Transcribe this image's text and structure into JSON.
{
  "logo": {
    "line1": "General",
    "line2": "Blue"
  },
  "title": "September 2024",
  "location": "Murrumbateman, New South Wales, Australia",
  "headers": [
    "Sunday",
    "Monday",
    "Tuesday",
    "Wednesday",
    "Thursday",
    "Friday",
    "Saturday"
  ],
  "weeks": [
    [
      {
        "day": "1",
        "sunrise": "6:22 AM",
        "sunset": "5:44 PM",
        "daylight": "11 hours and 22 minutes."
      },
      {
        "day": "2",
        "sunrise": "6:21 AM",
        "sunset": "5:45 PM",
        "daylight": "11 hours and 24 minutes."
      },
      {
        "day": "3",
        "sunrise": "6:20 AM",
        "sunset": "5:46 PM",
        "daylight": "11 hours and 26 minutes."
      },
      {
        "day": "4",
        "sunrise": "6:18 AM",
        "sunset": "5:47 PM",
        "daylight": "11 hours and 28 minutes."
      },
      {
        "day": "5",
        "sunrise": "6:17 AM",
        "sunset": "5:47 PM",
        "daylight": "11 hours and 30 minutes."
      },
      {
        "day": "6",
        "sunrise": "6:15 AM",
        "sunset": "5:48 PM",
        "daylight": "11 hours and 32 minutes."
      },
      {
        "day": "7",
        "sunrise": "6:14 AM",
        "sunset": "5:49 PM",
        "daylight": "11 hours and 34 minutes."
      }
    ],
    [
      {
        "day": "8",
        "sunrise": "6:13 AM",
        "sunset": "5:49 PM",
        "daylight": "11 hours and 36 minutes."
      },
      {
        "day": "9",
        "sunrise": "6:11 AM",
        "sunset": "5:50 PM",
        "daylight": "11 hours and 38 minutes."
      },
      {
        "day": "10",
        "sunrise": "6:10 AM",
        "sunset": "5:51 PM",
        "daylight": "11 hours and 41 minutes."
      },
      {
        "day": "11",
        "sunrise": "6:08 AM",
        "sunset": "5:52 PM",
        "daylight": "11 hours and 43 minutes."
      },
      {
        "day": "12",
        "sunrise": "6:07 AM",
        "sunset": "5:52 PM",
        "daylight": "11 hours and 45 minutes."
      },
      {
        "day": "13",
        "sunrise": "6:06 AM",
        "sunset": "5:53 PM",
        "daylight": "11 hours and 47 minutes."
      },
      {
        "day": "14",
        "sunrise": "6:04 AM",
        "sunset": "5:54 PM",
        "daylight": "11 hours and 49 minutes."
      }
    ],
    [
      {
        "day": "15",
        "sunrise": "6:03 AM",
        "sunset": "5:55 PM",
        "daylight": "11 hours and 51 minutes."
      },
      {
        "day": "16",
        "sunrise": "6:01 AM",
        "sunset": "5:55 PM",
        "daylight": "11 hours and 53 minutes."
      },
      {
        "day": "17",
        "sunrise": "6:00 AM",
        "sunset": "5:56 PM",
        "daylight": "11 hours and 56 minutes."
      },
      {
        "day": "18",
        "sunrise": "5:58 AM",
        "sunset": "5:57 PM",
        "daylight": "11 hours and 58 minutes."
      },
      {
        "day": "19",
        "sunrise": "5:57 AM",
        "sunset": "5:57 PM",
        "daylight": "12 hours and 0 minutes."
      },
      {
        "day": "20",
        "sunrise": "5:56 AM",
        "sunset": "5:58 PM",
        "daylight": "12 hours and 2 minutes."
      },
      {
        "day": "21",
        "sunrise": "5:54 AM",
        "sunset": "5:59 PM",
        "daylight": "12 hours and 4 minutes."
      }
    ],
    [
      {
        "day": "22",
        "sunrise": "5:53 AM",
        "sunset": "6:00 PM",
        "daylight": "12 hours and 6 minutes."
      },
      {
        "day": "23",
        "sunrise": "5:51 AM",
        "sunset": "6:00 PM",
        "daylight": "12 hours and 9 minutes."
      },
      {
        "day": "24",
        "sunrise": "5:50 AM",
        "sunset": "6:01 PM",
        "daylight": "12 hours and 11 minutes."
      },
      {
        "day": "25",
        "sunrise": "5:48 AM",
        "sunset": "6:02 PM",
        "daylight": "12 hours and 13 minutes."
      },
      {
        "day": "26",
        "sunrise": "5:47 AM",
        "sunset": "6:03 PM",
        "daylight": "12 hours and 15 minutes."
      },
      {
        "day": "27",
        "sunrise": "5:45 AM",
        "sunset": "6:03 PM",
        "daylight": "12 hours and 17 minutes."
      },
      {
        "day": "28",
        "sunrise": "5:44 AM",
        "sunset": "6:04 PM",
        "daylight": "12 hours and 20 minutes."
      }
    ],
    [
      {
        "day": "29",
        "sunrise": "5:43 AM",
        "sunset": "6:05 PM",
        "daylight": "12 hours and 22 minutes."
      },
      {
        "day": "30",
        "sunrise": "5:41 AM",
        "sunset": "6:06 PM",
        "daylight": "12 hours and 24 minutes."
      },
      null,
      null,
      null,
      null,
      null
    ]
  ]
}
++++++++++
YOUR INSTRUCTIONS: Word for word, write out the data.

FINISHED ANSWER:
Transcribe this image's text and structure into JSON.
{
  "logo": {
    "line1": "General",
    "line2": "Blue"
  },
  "title": "September 2024",
  "location": "Murrumbateman, New South Wales, Australia",
  "headers": [
    "Sunday",
    "Monday",
    "Tuesday",
    "Wednesday",
    "Thursday",
    "Friday",
    "Saturday"
  ],
  "weeks": [
    [
      {
        "day": "1",
        "sunrise": "6:22 AM",
        "sunset": "5:44 PM",
        "daylight": "11 hours and 22 minutes."
      },
      {
        "day": "2",
        "sunrise": "6:21 AM",
        "sunset": "5:45 PM",
        "daylight": "11 hours and 24 minutes."
      },
      {
        "day": "3",
        "sunrise": "6:20 AM",
        "sunset": "5:46 PM",
        "daylight": "11 hours and 26 minutes."
      },
      {
        "day": "4",
        "sunrise": "6:18 AM",
        "sunset": "5:47 PM",
        "daylight": "11 hours and 28 minutes."
      },
      {
        "day": "5",
        "sunrise": "6:17 AM",
        "sunset": "5:47 PM",
        "daylight": "11 hours and 30 minutes."
      },
      {
        "day": "6",
        "sunrise": "6:15 AM",
        "sunset": "5:48 PM",
        "daylight": "11 hours and 32 minutes."
      },
      {
        "day": "7",
        "sunrise": "6:14 AM",
        "sunset": "5:49 PM",
        "daylight": "11 hours and 34 minutes."
      }
    ],
    [
      {
        "day": "8",
        "sunrise": "6:13 AM",
        "sunset": "5:49 PM",
        "daylight": "11 hours and 36 minutes."
      },
      {
        "day": "9",
        "sunrise": "6:11 AM",
        "sunset": "5:50 PM",
        "daylight": "11 hours and 38 minutes."
      },
      {
        "day": "10",
        "sunrise": "6:10 AM",
        "sunset": "5:51 PM",
        "daylight": "11 hours and 41 minutes."
      },
      {
        "day": "11",
        "sunrise": "6:08 AM",
        "sunset": "5:52 PM",
        "daylight": "11 hours and 43 minutes."
      },
      {
        "day": "12",
        "sunrise": "6:07 AM",
        "sunset": "5:52 PM",
        "daylight": "11 hours and 45 minutes."
      },
      {
        "day": "13",
        "sunrise": "6:06 AM",
        "sunset": "5:53 PM",
        "daylight": "11 hours and 47 minutes."
      },
      {
        "day": "14",
        "sunrise": "6:04 AM",
        "sunset": "5:54 PM",
        "daylight": "11 hours and 49 minutes."
      }
    ],
    [
      {
        "day": "15",
        "sunrise": "6:03 AM",
        "sunset": "5:55 PM",
        "daylight": "11 hours and 51 minutes."
      },
      {
        "day": "16",
        "sunrise": "6:01 AM",
        "sunset": "5:55 PM",
        "daylight": "11 hours and 53 minutes."
      },
      {
        "day": "17",
        "sunrise": "6:00 AM",
        "sunset": "5:56 PM",
        "daylight": "11 hours and 56 minutes."
      },
      {
        "day": "18",
        "sunrise": "5:58 AM",
        "sunset": "5:57 PM",
        "daylight": "11 hours and 58 minutes."
      },
      {
        "day": "19",
        "sunrise": "5:57 AM",
        "sunset": "5:57 PM",
        "daylight": "12 hours and 0 minutes."
      },
      {
        "day": "20",
        "sunrise": "5:56 AM",
        "sunset": "5:58 PM",
        "daylight": "12 hours and 2 minutes."
      },
      {
        "day": "21",
        "sunrise": "5:54 AM",
        "sunset": "5:59 PM",
        "daylight": "12 hours and 4 minutes."
      }
    ],
    [
      {
        "day": "22",
        "sunrise": "5:53 AM",
        "sunset": "6:00 PM",
        "daylight": "12 hours and 6 minutes."
      },
      {
        "day": "23",
        "sunrise": "5:51 AM",
        "sunset": "6:00 PM",
        "daylight": "12 hours and 9 minutes."
      },
      {
        "day": "24",
        "sunrise": "5:50 AM",
        "sunset": "6:01 PM",
        "daylight": "12 hours and 11 minutes."
      },
      {
        "day": "25",
        "sunrise": "5:48 AM",
        "sunset": "6:02 PM",
        "daylight": "12 hours and 13 minutes."
      },
      {
        "day": "26",
        "sunrise": "5:47 AM",
        "sunset": "6:03 PM",
        "daylight": "12 hours and 15 minutes."
      },
      {
        "day": "27",
        "sunrise": "5:45 AM",
        "sunset": "6:03 PM",
        "daylight": "12 hours and 17 minutes."
      },
      {
        "day": "28",
        "sunrise": "5:44 AM",
        "sunset": "6:04 PM",
        "daylight": "12 hours and 20 minutes."
      }
    ],
    [
      {
        "day": "29",
        "sunrise": "5:43 AM",
        "sunset": "6:05 PM",
        "daylight": "12 hours and 22 minutes."
      },
      {
        "day": "30",
        "sunrise": "5:41 AM",
        "sunset": "6:06 PM",
        "daylight": "12 hours and 24 minutes."
      },
      null,
      null,
      null,
      null,
      null
    ]
  ]
}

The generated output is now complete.